## WHAT THE TASK REQUIRES
Go through the material and pull out every line with the string "position" in it.

## Data records
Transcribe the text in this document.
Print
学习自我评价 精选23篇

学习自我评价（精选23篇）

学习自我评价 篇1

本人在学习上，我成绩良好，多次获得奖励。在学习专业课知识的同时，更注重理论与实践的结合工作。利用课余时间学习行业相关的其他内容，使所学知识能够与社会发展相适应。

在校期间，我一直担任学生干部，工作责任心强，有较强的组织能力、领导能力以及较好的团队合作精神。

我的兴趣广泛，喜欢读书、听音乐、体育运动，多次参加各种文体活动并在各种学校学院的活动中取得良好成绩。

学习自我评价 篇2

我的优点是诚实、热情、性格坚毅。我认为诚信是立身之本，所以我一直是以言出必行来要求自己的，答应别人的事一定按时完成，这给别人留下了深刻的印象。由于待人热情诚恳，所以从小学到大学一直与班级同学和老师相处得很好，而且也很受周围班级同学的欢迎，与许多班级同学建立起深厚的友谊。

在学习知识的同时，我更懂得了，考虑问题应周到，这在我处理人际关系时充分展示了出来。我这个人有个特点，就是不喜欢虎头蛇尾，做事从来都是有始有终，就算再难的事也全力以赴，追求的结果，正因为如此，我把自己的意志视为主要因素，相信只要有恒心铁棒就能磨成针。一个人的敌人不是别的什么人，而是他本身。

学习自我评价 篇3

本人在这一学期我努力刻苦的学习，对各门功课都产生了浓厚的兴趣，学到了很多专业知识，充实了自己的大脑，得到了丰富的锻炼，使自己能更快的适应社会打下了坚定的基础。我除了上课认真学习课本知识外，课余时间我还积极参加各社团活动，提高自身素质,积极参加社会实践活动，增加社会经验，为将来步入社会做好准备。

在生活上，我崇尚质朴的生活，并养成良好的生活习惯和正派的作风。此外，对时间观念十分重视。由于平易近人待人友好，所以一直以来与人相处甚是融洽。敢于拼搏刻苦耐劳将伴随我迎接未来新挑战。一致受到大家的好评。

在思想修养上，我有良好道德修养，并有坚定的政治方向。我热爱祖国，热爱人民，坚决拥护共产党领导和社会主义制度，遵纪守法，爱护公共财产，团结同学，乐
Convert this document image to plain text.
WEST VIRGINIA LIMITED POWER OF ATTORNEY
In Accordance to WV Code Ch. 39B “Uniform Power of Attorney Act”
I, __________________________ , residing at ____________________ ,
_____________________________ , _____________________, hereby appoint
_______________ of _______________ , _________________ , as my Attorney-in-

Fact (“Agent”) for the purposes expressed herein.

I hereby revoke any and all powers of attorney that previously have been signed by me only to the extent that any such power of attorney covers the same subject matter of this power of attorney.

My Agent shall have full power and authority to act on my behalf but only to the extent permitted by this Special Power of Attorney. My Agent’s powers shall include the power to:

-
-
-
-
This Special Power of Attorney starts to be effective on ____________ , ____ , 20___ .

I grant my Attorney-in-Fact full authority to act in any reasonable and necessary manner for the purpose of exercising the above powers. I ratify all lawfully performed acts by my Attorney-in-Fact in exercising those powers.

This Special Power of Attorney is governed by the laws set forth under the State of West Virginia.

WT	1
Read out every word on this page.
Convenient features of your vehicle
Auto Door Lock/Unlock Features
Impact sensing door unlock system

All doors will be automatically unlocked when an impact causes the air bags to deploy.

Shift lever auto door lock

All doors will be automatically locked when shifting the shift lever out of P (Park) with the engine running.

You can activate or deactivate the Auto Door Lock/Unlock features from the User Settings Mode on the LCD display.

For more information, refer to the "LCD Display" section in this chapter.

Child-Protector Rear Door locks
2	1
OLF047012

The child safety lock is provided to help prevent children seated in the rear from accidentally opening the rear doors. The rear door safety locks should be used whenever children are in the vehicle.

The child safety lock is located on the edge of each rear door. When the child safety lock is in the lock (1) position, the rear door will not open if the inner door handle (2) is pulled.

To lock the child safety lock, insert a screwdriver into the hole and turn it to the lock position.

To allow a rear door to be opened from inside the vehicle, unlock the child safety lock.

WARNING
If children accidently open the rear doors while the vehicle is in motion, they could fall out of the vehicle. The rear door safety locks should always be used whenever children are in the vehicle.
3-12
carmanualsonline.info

## ANSWER
The child safety lock is located on the edge of each rear door. When the child safety lock is in the lock (1) position, the rear door will not open if the inner door handle (2) is pulled.
To lock the child safety lock, insert a screwdriver into the hole and turn it to the lock position.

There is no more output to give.